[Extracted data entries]

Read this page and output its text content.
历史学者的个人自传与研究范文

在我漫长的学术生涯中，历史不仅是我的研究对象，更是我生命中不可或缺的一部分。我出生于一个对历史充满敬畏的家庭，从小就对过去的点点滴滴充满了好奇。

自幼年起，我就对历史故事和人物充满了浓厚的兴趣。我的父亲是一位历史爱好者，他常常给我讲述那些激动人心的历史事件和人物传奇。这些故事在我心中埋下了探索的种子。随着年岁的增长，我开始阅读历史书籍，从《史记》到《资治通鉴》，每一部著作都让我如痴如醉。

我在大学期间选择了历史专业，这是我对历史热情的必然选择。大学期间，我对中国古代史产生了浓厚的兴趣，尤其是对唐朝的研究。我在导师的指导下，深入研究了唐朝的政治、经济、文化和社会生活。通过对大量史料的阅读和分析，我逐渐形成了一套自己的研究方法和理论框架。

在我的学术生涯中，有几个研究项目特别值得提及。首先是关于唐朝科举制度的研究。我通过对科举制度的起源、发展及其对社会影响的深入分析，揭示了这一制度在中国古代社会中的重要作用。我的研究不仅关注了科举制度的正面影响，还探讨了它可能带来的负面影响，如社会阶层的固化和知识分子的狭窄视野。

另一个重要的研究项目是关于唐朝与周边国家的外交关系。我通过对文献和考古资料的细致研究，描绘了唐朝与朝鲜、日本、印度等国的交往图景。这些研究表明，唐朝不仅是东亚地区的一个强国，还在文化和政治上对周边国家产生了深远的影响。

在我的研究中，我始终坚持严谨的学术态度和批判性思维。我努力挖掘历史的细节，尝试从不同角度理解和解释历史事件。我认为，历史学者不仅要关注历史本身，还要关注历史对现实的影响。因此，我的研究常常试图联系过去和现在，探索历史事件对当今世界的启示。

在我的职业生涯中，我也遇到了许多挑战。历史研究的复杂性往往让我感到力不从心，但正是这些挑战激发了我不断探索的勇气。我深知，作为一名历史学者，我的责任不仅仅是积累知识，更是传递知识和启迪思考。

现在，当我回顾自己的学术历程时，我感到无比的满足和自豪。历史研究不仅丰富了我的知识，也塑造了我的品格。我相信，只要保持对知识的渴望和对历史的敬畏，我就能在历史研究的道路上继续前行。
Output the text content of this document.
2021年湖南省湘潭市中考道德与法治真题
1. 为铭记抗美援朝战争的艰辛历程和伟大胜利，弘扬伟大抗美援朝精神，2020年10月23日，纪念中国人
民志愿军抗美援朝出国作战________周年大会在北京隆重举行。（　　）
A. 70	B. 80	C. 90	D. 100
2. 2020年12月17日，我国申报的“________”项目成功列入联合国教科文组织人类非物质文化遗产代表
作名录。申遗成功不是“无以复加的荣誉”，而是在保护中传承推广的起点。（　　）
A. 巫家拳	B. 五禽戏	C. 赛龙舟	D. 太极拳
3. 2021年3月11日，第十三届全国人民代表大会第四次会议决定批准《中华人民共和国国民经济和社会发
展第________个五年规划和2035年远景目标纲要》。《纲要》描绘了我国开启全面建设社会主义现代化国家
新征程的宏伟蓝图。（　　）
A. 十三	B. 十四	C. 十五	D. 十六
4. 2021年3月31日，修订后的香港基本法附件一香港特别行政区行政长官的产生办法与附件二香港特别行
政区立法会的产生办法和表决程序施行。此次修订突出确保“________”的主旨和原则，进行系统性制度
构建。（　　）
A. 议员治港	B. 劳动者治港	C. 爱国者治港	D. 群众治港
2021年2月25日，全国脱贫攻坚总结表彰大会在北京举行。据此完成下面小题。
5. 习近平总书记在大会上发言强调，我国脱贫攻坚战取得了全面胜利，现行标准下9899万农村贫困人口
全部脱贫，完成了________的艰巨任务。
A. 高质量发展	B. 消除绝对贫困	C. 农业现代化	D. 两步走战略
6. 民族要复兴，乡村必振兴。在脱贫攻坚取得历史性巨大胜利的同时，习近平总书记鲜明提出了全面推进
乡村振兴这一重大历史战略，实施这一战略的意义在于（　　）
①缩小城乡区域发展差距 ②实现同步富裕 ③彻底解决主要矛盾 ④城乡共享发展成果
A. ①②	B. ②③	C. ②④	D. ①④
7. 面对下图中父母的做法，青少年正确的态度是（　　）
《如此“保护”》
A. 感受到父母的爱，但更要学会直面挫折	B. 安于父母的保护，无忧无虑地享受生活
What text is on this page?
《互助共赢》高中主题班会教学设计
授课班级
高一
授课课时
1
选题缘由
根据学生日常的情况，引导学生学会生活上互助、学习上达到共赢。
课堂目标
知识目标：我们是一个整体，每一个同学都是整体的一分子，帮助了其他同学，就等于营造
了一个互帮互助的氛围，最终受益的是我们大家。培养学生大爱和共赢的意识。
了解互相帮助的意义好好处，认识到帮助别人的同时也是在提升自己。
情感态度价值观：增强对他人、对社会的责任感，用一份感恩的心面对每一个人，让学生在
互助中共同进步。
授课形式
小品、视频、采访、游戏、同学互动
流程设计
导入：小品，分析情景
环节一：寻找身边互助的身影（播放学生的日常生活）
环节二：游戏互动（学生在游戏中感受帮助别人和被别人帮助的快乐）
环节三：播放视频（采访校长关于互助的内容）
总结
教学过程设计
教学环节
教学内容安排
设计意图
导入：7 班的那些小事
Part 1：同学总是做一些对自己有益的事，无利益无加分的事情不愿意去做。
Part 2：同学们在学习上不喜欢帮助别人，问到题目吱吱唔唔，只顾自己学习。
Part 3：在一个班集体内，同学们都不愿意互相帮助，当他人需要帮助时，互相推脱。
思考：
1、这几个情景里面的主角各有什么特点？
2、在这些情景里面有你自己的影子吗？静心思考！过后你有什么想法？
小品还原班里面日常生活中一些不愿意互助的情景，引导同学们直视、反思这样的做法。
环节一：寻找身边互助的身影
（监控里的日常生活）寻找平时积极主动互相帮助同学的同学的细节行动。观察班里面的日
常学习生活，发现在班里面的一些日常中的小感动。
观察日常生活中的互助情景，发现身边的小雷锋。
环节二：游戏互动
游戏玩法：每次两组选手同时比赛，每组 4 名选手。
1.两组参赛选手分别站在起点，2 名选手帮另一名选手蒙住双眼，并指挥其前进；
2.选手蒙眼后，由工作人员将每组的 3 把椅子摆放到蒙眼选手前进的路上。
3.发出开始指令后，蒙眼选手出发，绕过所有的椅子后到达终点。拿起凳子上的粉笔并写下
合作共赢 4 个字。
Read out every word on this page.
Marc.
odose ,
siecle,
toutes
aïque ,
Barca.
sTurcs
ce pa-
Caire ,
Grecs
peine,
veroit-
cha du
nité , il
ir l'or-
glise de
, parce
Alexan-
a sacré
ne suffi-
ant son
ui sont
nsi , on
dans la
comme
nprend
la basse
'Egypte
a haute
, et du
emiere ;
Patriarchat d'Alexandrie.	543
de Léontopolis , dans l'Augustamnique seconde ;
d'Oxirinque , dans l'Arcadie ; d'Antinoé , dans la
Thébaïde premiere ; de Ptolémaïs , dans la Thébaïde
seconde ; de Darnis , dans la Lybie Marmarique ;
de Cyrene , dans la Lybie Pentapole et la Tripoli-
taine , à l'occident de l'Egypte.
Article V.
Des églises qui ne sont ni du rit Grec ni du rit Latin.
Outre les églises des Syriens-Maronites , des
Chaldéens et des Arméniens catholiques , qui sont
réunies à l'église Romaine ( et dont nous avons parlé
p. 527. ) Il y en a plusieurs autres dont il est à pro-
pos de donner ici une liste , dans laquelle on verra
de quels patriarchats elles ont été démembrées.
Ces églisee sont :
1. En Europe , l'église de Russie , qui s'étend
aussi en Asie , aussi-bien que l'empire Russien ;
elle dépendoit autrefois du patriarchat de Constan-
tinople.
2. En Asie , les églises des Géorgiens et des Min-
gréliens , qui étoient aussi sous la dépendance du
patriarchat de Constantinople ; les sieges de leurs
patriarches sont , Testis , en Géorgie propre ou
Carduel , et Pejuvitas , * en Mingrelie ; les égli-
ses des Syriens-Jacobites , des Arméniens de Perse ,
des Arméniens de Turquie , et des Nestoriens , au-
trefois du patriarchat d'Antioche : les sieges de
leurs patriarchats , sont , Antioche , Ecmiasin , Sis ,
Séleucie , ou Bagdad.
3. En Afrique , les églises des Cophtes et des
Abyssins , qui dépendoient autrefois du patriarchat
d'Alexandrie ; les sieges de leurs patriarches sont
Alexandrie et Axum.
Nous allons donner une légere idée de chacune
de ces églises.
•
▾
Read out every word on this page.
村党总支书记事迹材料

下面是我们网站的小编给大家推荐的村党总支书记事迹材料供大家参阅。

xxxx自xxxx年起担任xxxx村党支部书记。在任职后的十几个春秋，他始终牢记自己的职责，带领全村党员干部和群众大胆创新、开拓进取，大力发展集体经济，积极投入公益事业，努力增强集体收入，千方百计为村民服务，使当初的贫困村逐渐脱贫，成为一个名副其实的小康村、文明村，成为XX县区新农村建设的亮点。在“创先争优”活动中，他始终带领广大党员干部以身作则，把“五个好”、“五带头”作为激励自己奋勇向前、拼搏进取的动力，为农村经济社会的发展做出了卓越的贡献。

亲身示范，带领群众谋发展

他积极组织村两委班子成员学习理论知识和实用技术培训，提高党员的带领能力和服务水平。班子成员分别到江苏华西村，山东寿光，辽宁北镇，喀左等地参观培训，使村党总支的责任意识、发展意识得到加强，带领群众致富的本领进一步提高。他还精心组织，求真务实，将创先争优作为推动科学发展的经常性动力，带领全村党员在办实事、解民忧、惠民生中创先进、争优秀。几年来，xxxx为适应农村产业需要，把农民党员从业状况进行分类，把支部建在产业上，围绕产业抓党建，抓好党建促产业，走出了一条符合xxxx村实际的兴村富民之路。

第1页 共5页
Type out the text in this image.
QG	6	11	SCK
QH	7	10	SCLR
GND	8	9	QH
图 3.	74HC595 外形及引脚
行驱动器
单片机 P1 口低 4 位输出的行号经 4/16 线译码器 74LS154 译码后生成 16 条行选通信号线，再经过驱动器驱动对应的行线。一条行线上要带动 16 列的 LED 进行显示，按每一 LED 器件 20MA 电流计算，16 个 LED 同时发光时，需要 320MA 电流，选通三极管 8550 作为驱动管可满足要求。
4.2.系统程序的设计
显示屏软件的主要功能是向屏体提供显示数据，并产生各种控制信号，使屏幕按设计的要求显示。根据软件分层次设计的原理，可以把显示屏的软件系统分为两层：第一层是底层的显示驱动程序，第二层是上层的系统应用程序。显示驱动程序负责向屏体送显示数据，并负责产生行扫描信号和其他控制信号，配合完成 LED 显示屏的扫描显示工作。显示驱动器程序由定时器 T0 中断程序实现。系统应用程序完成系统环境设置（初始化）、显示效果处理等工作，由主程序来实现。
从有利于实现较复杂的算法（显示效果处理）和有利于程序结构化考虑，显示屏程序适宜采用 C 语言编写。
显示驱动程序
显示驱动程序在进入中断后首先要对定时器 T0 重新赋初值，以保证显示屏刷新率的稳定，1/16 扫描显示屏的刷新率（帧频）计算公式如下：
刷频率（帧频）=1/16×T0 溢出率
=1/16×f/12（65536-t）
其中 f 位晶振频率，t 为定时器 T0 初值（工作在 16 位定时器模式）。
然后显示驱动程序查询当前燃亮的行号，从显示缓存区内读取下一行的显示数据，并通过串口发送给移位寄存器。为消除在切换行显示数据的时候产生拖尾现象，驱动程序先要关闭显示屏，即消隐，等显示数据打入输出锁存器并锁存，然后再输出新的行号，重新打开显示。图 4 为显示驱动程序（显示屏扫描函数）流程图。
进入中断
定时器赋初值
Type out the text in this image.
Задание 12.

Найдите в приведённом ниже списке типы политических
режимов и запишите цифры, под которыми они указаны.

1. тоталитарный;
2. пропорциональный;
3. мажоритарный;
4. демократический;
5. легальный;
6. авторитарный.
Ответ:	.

_GOAL OF THE EXERCISE_: Report how many lines of the listing hold the word "Part", with nothing but the number.

_SOLUTION TO THIS PROBLEM_: 3